[start]
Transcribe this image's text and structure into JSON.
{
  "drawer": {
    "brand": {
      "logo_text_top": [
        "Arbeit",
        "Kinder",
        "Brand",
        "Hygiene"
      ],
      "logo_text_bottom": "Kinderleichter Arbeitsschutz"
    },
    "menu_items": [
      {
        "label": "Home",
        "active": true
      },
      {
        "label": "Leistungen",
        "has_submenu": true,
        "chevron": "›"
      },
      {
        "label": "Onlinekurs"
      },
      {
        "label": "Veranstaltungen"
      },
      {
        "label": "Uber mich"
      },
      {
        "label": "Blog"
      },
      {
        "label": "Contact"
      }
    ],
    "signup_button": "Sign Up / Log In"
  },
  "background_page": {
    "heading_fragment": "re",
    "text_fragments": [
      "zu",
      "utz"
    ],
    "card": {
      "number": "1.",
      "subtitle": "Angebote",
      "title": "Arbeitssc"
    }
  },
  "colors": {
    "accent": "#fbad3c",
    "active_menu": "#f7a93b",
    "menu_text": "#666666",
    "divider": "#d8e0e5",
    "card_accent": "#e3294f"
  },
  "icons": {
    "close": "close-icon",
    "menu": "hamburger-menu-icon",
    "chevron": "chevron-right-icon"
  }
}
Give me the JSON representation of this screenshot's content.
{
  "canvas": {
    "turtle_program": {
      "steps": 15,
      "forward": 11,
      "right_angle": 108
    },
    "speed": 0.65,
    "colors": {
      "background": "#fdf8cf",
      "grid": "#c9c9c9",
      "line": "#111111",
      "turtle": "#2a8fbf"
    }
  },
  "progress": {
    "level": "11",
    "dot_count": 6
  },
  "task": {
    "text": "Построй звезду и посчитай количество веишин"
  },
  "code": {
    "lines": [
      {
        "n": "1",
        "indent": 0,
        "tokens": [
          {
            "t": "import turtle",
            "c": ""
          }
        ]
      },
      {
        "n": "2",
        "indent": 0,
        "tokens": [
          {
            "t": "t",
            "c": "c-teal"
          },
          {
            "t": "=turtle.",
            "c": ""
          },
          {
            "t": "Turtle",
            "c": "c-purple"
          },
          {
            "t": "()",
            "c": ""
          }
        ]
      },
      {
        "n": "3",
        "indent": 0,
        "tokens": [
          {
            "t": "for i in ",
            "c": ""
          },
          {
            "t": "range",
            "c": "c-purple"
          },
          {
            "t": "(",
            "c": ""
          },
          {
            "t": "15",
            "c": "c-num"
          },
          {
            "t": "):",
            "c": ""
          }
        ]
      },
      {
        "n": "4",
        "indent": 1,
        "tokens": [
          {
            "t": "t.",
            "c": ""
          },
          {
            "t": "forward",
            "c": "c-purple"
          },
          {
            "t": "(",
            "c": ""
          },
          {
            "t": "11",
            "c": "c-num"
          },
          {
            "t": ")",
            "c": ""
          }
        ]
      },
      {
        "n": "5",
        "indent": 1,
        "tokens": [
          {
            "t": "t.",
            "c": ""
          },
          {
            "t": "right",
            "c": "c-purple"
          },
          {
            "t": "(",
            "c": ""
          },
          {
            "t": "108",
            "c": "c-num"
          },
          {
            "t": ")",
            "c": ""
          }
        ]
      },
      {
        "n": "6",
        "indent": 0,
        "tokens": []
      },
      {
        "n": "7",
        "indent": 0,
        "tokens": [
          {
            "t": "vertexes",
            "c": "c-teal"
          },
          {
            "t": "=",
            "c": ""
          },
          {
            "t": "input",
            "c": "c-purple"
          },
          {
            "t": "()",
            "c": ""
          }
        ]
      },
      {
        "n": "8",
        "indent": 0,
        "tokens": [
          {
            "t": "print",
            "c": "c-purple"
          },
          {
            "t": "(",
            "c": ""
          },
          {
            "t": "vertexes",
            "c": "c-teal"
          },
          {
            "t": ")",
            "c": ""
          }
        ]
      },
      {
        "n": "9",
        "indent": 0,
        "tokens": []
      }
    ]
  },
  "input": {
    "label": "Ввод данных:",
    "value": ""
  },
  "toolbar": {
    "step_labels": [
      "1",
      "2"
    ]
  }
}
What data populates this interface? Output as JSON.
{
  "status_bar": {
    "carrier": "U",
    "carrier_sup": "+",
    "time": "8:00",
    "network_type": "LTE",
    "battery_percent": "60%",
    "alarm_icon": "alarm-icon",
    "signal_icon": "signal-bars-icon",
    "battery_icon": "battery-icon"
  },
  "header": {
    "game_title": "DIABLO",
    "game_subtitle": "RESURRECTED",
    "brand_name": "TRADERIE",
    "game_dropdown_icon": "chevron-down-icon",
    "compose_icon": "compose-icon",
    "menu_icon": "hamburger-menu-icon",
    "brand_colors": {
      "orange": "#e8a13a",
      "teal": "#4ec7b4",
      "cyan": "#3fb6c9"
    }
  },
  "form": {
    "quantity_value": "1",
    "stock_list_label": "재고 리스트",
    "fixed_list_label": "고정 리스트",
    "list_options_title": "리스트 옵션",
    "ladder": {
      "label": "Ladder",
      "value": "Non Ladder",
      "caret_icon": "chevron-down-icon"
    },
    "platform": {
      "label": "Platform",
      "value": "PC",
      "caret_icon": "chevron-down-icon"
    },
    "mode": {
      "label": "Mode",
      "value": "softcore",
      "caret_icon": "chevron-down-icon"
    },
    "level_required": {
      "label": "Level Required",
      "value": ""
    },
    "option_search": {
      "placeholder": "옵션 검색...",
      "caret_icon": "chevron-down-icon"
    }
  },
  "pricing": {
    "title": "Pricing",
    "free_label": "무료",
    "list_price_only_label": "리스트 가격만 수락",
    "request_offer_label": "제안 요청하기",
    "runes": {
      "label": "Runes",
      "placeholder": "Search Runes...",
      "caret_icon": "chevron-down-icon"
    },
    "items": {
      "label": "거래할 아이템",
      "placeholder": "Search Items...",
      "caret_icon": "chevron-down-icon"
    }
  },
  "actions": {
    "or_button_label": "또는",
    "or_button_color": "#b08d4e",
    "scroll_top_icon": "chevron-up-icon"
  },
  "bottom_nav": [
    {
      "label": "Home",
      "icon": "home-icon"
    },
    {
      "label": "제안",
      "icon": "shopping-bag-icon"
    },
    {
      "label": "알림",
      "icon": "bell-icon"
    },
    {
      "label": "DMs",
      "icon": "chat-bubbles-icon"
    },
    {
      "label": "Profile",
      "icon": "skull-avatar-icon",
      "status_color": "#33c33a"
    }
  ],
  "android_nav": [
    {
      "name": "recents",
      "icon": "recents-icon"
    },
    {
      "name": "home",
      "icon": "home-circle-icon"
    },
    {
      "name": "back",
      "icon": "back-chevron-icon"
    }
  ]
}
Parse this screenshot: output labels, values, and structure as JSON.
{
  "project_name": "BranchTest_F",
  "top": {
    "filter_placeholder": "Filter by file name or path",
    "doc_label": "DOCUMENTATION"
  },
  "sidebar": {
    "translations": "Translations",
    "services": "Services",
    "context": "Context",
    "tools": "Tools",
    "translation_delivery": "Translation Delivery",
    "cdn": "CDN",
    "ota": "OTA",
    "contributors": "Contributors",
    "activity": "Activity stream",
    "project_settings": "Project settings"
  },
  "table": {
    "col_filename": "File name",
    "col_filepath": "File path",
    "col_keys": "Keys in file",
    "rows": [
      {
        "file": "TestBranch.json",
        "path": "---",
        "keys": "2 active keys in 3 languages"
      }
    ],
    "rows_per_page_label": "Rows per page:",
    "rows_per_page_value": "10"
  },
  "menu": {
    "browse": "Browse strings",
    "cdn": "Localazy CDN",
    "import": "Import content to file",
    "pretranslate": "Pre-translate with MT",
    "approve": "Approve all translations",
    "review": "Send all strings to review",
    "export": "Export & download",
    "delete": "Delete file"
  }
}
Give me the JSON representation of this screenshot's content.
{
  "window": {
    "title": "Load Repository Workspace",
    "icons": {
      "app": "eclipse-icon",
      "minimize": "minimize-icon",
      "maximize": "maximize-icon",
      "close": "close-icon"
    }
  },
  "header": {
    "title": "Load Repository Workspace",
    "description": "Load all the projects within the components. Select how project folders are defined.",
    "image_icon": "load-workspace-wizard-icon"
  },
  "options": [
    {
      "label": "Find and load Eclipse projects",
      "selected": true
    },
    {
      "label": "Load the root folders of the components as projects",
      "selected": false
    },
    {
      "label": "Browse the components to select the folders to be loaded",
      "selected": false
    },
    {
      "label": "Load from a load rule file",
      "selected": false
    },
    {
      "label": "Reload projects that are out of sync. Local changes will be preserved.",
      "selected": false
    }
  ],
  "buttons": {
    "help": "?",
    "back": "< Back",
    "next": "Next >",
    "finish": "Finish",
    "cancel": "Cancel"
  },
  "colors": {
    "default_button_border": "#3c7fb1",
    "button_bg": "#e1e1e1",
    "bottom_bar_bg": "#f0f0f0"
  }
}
[end]
* _Task requirements_
Say how many lines in the records hold "projects", with the number as the whole reply.

* _Output for this exercise_
4